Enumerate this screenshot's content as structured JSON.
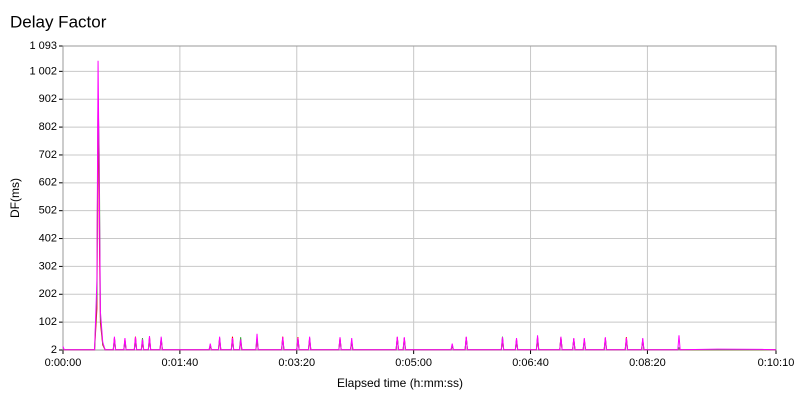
{
  "chart_data": {
    "type": "line",
    "title": "Delay Factor",
    "x_label": "Elapsed time (h:mm:ss)",
    "y_label": "DF(ms)",
    "x": [
      0,
      1,
      3,
      27,
      29,
      30,
      31,
      32,
      34,
      36,
      43,
      44,
      45,
      52,
      53,
      54,
      61,
      62,
      63,
      67,
      68,
      69,
      73,
      74,
      75,
      83,
      84,
      85,
      125,
      126,
      127,
      133,
      134,
      135,
      144,
      145,
      146,
      151,
      152,
      153,
      165,
      166,
      167,
      187,
      188,
      189,
      200,
      201,
      202,
      210,
      211,
      212,
      236,
      237,
      238,
      246,
      247,
      248,
      285,
      286,
      287,
      291,
      292,
      293,
      332,
      333,
      334,
      344,
      345,
      346,
      375,
      376,
      377,
      387,
      388,
      389,
      405,
      406,
      407,
      425,
      426,
      427,
      436,
      437,
      438,
      445,
      446,
      447,
      463,
      464,
      465,
      481,
      482,
      483,
      495,
      496,
      497,
      526,
      527,
      528,
      560,
      600,
      610
    ],
    "series": [
      {
        "color": "#ff0000",
        "values": [
          3,
          3,
          3,
          3,
          150,
          900,
          450,
          100,
          20,
          3,
          3,
          45,
          3,
          3,
          40,
          3,
          3,
          50,
          3,
          3,
          30,
          3,
          3,
          48,
          3,
          3,
          40,
          3,
          3,
          15,
          3,
          3,
          40,
          3,
          3,
          50,
          3,
          3,
          35,
          3,
          3,
          40,
          3,
          3,
          50,
          3,
          3,
          48,
          3,
          3,
          40,
          3,
          3,
          45,
          3,
          3,
          30,
          3,
          3,
          48,
          3,
          3,
          45,
          3,
          3,
          15,
          3,
          3,
          48,
          3,
          3,
          40,
          3,
          3,
          40,
          3,
          3,
          45,
          3,
          3,
          48,
          3,
          3,
          42,
          3,
          3,
          40,
          3,
          3,
          45,
          3,
          3,
          48,
          3,
          3,
          35,
          3,
          3,
          8,
          3,
          3,
          3,
          3
        ]
      },
      {
        "color": "#33aa33",
        "values": [
          3,
          3,
          3,
          3,
          200,
          915,
          700,
          120,
          25,
          3,
          3,
          40,
          3,
          3,
          30,
          3,
          3,
          35,
          3,
          3,
          45,
          3,
          3,
          40,
          3,
          3,
          45,
          3,
          3,
          20,
          3,
          3,
          45,
          3,
          3,
          40,
          3,
          3,
          48,
          3,
          3,
          45,
          3,
          3,
          40,
          3,
          3,
          40,
          3,
          3,
          45,
          3,
          3,
          40,
          3,
          3,
          35,
          3,
          3,
          45,
          3,
          3,
          40,
          3,
          3,
          20,
          3,
          3,
          45,
          3,
          3,
          50,
          3,
          3,
          35,
          3,
          3,
          48,
          3,
          3,
          45,
          3,
          3,
          40,
          3,
          3,
          35,
          3,
          3,
          40,
          3,
          3,
          40,
          3,
          3,
          40,
          3,
          3,
          10,
          3,
          3,
          3,
          3
        ]
      },
      {
        "color": "#ff00ff",
        "values": [
          15,
          3,
          3,
          3,
          250,
          1040,
          600,
          140,
          30,
          3,
          3,
          50,
          3,
          3,
          45,
          3,
          3,
          48,
          3,
          3,
          40,
          3,
          3,
          52,
          3,
          3,
          50,
          3,
          3,
          25,
          3,
          3,
          50,
          3,
          3,
          45,
          3,
          3,
          40,
          3,
          3,
          60,
          3,
          3,
          48,
          3,
          3,
          45,
          3,
          3,
          50,
          3,
          3,
          48,
          3,
          3,
          45,
          3,
          3,
          50,
          3,
          3,
          48,
          3,
          3,
          25,
          3,
          3,
          50,
          3,
          3,
          48,
          3,
          3,
          45,
          3,
          3,
          55,
          3,
          3,
          50,
          3,
          3,
          45,
          3,
          3,
          45,
          3,
          3,
          48,
          3,
          3,
          45,
          3,
          3,
          45,
          3,
          3,
          55,
          3,
          5,
          4,
          3
        ]
      }
    ],
    "xlim": [
      0,
      610
    ],
    "xticks": [
      {
        "value": 0,
        "label": "0:00:00"
      },
      {
        "value": 100,
        "label": "0:01:40"
      },
      {
        "value": 200,
        "label": "0:03:20"
      },
      {
        "value": 300,
        "label": "0:05:00"
      },
      {
        "value": 400,
        "label": "0:06:40"
      },
      {
        "value": 500,
        "label": "0:08:20"
      },
      {
        "value": 610,
        "label": "0:10:10"
      }
    ],
    "ylim": [
      2,
      1093
    ],
    "yticks": [
      2,
      102,
      202,
      302,
      402,
      502,
      602,
      702,
      802,
      902,
      {
        "value": 1002,
        "label": "1 002"
      },
      {
        "value": 1093,
        "label": "1 093"
      }
    ],
    "grid": true
  }
}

→ **EXERCISE REQUIREMENTS**: Work through the records line by line and tally those holding "color". Reply with the number alone.

→ **ANSWER**: 3